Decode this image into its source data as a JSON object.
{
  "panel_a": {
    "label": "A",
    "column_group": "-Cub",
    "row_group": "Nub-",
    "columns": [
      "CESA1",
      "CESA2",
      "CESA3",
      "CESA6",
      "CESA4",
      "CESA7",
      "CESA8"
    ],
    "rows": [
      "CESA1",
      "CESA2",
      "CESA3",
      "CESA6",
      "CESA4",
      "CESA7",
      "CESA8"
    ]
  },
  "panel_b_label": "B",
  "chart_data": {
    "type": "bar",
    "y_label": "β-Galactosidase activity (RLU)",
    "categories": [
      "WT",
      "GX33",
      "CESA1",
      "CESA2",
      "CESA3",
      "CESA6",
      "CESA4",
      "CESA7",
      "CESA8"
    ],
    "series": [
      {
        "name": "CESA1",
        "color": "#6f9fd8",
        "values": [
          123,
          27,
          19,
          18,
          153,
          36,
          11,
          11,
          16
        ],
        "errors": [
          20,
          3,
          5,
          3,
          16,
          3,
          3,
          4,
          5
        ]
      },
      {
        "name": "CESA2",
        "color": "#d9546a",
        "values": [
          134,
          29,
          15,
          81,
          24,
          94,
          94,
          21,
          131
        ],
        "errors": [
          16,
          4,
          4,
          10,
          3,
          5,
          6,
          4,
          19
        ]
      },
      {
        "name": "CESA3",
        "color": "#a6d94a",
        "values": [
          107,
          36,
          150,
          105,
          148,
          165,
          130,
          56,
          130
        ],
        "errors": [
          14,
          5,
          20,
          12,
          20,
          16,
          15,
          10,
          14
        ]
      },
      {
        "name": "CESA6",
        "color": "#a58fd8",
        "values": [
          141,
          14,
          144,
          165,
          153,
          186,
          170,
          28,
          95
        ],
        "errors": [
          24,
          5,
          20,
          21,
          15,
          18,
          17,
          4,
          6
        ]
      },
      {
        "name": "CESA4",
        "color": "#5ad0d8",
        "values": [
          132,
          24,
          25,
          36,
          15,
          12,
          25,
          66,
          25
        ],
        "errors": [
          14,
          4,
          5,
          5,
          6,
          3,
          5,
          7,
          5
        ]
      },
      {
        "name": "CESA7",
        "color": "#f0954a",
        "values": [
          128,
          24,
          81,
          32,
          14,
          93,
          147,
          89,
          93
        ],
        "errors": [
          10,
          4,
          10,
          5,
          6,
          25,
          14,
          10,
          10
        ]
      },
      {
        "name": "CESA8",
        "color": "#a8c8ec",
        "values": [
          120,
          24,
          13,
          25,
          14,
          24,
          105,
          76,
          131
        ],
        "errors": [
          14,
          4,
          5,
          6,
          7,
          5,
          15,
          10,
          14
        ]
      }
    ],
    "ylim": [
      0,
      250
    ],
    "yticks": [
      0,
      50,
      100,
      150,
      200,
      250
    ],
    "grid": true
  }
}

Written request
Using the data above, return each line exactly as written.

Answer to this task
Decode this image into its source data as a JSON object.
{
  "panel_a": {
    "label": "A",
    "column_group": "-Cub",
    "row_group": "Nub-",
    "columns": [
      "CESA1",
      "CESA2",
      "CESA3",
      "CESA6",
      "CESA4",
      "CESA7",
      "CESA8"
    ],
    "rows": [
      "CESA1",
      "CESA2",
      "CESA3",
      "CESA6",
      "CESA4",
      "CESA7",
      "CESA8"
    ]
  },
  "panel_b_label": "B",
  "chart_data": {
    "type": "bar",
    "y_label": "β-Galactosidase activity (RLU)",
    "categories": [
      "WT",
      "GX33",
      "CESA1",
      "CESA2",
      "CESA3",
      "CESA6",
      "CESA4",
      "CESA7",
      "CESA8"
    ],
    "series": [
      {
        "name": "CESA1",
        "color": "#6f9fd8",
        "values": [
          123,
          27,
          19,
          18,
          153,
          36,
          11,
          11,
          16
        ],
        "errors": [
          20,
          3,
          5,
          3,
          16,
          3,
          3,
          4,
          5
        ]
      },
      {
        "name": "CESA2",
        "color": "#d9546a",
        "values": [
          134,
          29,
          15,
          81,
          24,
          94,
          94,
          21,
          131
        ],
        "errors": [
          16,
          4,
          4,
          10,
          3,
          5,
          6,
          4,
          19
        ]
      },
      {
        "name": "CESA3",
        "color": "#a6d94a",
        "values": [
          107,
          36,
          150,
          105,
          148,
          165,
          130,
          56,
          130
        ],
        "errors": [
          14,
          5,
          20,
          12,
          20,
          16,
          15,
          10,
          14
        ]
      },
      {
        "name": "CESA6",
        "color": "#a58fd8",
        "values": [
          141,
          14,
          144,
          165,
          153,
          186,
          170,
          28,
          95
        ],
        "errors": [
          24,
          5,
          20,
          21,
          15,
          18,
          17,
          4,
          6
        ]
      },
      {
        "name": "CESA4",
        "color": "#5ad0d8",
        "values": [
          132,
          24,
          25,
          36,
          15,
          12,
          25,
          66,
          25
        ],
        "errors": [
          14,
          4,
          5,
          5,
          6,
          3,
          5,
          7,
          5
        ]
      },
      {
        "name": "CESA7",
        "color": "#f0954a",
        "values": [
          128,
          24,
          81,
          32,
          14,
          93,
          147,
          89,
          93
        ],
        "errors": [
          10,
          4,
          10,
          5,
          6,
          25,
          14,
          10,
          10
        ]
      },
      {
        "name": "CESA8",
        "color": "#a8c8ec",
        "values": [
          120,
          24,
          13,
          25,
          14,
          24,
          105,
          76,
          131
        ],
        "errors": [
          14,
          4,
          5,
          6,
          7,
          5,
          15,
          10,
          14
        ]
      }
    ],
    "ylim": [
      0,
      250
    ],
    "yticks": [
      0,
      50,
      100,
      150,
      200,
      250
    ],
    "grid": true
  }
}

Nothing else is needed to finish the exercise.